**Exercise details:** Make an exact copy of the listing below.

(Stored items)
——————————
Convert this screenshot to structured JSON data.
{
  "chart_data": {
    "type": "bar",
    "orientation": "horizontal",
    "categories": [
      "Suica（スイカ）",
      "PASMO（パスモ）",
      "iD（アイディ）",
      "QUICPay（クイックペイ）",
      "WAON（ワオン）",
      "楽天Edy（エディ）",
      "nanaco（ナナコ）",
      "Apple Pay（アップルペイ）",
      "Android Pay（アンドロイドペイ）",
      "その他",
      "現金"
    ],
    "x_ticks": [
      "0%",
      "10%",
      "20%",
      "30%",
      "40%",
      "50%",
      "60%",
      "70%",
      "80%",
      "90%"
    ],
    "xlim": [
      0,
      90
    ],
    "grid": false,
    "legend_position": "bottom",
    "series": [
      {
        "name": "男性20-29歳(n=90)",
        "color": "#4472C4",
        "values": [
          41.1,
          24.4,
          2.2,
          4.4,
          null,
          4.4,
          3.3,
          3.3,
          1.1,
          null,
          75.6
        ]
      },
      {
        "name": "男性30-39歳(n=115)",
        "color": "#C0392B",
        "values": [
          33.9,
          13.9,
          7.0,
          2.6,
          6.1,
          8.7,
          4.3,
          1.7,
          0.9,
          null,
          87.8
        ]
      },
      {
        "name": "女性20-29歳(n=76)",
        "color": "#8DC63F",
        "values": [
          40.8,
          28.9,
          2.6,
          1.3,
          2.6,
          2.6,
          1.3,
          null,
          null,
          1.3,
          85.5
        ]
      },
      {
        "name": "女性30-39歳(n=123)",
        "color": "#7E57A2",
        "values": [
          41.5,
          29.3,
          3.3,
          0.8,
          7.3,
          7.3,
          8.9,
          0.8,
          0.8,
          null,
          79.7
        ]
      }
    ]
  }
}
——————————
**The completed task:**
Convert this screenshot to structured JSON data.
{
  "chart_data": {
    "type": "bar",
    "orientation": "horizontal",
    "categories": [
      "Suica（スイカ）",
      "PASMO（パスモ）",
      "iD（アイディ）",
      "QUICPay（クイックペイ）",
      "WAON（ワオン）",
      "楽天Edy（エディ）",
      "nanaco（ナナコ）",
      "Apple Pay（アップルペイ）",
      "Android Pay（アンドロイドペイ）",
      "その他",
      "現金"
    ],
    "x_ticks": [
      "0%",
      "10%",
      "20%",
      "30%",
      "40%",
      "50%",
      "60%",
      "70%",
      "80%",
      "90%"
    ],
    "xlim": [
      0,
      90
    ],
    "grid": false,
    "legend_position": "bottom",
    "series": [
      {
        "name": "男性20-29歳(n=90)",
        "color": "#4472C4",
        "values": [
          41.1,
          24.4,
          2.2,
          4.4,
          null,
          4.4,
          3.3,
          3.3,
          1.1,
          null,
          75.6
        ]
      },
      {
        "name": "男性30-39歳(n=115)",
        "color": "#C0392B",
        "values": [
          33.9,
          13.9,
          7.0,
          2.6,
          6.1,
          8.7,
          4.3,
          1.7,
          0.9,
          null,
          87.8
        ]
      },
      {
        "name": "女性20-29歳(n=76)",
        "color": "#8DC63F",
        "values": [
          40.8,
          28.9,
          2.6,
          1.3,
          2.6,
          2.6,
          1.3,
          null,
          null,
          1.3,
          85.5
        ]
      },
      {
        "name": "女性30-39歳(n=123)",
        "color": "#7E57A2",
        "values": [
          41.5,
          29.3,
          3.3,
          0.8,
          7.3,
          7.3,
          8.9,
          0.8,
          0.8,
          null,
          79.7
        ]
      }
    ]
  }
}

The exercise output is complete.